→ **Prompt**: Check each line of the entries below for the string "type"; copy every line where it appears.
· · · · · · ·
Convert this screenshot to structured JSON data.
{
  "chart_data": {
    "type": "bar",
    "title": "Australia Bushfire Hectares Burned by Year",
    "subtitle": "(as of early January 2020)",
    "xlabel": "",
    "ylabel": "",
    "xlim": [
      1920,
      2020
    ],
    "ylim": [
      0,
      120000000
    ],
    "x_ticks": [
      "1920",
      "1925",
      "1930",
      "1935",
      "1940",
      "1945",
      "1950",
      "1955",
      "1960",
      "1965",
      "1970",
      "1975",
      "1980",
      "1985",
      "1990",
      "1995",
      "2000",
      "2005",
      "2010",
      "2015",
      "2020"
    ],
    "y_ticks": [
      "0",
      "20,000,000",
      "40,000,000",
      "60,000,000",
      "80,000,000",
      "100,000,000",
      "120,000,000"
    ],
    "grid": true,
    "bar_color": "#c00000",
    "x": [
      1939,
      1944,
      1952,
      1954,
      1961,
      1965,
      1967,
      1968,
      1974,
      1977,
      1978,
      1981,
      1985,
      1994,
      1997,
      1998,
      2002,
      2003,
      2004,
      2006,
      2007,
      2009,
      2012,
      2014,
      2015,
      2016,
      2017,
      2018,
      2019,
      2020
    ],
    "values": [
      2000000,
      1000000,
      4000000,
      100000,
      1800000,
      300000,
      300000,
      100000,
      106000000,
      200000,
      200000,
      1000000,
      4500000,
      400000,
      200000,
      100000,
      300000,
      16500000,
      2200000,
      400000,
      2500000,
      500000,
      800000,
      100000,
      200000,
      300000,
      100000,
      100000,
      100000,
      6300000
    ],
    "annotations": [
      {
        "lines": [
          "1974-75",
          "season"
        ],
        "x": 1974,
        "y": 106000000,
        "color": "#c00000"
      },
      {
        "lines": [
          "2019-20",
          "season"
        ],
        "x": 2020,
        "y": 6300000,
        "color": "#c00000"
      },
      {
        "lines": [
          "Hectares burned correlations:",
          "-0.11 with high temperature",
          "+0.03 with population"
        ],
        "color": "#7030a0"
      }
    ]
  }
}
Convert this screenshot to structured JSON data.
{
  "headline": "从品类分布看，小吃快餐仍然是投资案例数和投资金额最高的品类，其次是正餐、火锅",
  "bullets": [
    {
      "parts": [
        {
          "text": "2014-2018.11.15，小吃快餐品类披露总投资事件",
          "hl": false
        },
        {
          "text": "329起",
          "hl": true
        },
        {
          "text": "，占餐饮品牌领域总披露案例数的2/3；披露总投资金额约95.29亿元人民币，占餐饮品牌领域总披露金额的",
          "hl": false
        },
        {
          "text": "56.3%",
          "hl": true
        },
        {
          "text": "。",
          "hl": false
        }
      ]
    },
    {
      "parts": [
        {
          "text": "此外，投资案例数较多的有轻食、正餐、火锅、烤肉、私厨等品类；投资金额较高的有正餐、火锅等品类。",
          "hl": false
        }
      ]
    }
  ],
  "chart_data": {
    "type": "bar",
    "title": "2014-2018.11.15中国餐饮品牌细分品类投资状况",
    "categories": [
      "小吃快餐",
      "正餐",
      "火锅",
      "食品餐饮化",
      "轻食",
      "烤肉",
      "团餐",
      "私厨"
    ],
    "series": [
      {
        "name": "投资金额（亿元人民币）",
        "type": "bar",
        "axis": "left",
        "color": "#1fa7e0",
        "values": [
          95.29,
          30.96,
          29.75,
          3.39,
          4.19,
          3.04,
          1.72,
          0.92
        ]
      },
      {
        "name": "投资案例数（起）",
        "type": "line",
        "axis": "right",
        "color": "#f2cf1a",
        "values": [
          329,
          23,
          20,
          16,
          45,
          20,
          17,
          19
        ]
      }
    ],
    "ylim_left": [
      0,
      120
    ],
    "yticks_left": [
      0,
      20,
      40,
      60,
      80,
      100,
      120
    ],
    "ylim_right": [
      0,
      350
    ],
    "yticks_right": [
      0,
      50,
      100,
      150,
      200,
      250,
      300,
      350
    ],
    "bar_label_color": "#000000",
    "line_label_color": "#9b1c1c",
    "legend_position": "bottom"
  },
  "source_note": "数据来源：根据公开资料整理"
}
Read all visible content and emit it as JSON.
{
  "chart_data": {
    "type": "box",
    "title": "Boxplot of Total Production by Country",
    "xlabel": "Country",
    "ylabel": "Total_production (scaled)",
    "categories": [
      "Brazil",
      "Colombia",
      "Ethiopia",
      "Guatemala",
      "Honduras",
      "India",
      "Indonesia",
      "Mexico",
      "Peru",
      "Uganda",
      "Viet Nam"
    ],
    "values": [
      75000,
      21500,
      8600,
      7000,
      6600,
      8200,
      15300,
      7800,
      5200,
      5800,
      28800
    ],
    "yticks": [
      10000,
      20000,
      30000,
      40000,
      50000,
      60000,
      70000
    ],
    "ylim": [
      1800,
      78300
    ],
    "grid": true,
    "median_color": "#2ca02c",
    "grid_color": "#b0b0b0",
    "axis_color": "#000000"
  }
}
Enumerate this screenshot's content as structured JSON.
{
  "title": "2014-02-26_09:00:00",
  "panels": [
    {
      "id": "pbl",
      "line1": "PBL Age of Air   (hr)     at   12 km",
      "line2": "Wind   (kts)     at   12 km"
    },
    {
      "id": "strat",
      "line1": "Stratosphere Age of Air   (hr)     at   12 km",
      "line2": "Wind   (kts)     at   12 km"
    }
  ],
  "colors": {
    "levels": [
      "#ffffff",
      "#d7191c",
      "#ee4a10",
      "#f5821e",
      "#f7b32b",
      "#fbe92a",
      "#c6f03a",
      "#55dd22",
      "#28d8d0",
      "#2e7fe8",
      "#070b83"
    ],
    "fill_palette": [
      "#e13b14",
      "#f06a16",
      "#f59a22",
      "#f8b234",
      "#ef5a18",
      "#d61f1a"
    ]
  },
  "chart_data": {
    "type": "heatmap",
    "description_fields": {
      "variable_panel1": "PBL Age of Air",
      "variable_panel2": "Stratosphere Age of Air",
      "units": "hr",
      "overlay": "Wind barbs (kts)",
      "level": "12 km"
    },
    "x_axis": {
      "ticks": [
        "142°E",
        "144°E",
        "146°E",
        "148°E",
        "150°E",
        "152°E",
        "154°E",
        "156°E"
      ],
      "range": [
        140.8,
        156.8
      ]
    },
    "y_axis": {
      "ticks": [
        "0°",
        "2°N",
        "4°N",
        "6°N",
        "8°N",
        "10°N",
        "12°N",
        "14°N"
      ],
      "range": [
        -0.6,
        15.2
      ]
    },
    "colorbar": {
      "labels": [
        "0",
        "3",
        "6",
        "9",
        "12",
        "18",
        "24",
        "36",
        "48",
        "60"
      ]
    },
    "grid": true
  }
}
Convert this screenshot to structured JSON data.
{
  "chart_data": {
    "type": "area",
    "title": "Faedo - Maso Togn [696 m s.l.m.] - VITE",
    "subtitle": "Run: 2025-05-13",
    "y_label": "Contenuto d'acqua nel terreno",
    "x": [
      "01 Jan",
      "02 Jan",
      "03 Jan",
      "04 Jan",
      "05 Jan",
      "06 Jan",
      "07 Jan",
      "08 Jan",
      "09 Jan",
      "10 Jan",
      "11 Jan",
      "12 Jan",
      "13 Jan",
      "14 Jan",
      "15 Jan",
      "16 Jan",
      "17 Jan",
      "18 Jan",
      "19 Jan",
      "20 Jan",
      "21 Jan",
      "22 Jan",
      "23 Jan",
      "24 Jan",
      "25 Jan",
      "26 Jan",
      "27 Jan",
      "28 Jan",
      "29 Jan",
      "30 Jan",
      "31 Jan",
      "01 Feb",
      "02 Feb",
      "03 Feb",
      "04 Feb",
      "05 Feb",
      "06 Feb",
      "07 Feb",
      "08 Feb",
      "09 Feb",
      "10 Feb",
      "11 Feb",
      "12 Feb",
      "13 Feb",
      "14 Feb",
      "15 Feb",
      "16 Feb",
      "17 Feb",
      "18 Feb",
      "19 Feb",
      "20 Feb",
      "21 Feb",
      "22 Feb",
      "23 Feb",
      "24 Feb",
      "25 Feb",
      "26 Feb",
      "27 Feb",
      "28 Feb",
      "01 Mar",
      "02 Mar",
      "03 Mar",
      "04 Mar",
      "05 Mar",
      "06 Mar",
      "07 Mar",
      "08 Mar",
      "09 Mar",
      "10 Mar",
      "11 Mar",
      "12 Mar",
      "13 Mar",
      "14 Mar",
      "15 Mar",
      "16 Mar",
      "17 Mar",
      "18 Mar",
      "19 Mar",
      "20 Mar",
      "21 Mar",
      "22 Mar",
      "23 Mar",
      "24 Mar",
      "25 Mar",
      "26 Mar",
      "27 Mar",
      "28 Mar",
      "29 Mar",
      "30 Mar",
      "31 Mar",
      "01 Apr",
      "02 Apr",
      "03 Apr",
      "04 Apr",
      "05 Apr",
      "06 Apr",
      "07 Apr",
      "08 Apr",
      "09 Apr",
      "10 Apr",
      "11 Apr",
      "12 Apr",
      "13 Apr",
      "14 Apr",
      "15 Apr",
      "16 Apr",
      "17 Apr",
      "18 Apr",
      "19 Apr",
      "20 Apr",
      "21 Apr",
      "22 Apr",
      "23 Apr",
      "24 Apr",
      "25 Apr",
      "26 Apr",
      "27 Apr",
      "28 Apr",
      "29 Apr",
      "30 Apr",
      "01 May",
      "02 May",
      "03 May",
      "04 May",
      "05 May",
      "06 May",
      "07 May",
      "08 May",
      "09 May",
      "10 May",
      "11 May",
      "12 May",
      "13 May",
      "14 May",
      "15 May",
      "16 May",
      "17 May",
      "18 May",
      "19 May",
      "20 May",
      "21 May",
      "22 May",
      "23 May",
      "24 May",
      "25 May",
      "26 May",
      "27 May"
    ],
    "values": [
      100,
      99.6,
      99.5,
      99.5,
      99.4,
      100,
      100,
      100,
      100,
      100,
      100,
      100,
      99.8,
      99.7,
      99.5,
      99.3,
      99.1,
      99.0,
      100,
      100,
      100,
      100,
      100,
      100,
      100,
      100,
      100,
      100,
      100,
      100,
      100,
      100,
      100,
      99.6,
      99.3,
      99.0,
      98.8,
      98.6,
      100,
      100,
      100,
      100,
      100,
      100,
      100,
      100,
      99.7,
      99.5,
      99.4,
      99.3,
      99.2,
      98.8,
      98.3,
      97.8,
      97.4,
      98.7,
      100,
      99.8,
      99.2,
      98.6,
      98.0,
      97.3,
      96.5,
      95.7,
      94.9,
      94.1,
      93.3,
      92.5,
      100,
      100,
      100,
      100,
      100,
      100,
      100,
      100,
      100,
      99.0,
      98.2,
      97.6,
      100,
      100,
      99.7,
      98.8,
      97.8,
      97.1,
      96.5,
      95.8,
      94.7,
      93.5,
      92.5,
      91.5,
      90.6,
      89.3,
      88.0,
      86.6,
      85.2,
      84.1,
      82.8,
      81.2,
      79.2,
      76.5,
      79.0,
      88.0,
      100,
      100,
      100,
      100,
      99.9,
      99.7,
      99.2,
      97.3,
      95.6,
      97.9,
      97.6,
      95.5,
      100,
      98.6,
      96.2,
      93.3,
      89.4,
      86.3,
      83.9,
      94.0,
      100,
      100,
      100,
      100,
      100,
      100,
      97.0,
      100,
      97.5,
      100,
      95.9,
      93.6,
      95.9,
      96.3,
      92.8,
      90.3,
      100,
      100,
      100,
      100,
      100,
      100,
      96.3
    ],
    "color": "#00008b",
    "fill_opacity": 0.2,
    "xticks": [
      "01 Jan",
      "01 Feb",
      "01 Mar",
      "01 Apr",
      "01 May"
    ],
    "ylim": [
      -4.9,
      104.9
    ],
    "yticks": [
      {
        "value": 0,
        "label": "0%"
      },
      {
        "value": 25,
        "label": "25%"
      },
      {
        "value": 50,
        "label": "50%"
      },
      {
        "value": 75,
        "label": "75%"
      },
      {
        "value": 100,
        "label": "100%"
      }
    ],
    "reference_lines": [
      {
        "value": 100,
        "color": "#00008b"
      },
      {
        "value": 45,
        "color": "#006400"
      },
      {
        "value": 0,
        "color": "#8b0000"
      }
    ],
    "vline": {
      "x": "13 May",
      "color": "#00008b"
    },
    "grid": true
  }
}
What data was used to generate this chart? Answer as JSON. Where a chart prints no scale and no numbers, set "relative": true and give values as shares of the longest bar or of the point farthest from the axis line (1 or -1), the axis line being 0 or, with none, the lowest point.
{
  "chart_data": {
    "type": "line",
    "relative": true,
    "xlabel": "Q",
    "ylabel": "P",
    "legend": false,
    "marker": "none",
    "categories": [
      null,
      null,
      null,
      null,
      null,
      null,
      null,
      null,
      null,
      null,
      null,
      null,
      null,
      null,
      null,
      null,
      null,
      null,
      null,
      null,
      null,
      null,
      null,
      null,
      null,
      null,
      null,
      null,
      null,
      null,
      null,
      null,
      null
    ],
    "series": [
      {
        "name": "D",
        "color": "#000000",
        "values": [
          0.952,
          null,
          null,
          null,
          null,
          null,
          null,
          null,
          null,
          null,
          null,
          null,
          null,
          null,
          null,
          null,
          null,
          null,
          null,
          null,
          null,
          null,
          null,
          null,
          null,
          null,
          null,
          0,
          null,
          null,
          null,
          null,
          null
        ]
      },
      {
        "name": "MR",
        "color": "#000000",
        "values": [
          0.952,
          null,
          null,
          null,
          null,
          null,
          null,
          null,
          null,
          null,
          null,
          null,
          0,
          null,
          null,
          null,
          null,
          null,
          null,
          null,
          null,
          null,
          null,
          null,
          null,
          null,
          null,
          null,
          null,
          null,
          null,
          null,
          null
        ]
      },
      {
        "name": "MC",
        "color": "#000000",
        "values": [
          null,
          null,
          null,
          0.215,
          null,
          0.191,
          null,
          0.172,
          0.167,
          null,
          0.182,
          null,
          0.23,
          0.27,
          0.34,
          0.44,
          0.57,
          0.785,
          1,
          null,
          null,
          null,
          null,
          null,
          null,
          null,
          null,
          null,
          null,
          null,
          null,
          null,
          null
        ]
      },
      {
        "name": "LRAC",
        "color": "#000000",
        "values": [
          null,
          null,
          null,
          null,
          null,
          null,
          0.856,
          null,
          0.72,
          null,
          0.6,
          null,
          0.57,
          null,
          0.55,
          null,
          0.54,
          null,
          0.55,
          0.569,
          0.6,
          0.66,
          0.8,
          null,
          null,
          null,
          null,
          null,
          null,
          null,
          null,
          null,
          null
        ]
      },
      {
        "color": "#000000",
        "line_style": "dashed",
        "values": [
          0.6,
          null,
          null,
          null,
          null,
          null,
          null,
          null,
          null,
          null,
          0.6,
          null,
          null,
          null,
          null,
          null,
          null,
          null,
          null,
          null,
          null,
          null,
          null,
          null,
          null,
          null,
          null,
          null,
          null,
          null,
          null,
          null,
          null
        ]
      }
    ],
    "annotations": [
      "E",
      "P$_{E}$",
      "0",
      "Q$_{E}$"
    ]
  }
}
· · · · · · ·
→ **Completed exercise**:
    "type": "bar",
    "type": "bar",
        "type": "bar",
        "type": "line",
    "type": "box",
    "type": "heatmap",
    "type": "area",
    "type": "line",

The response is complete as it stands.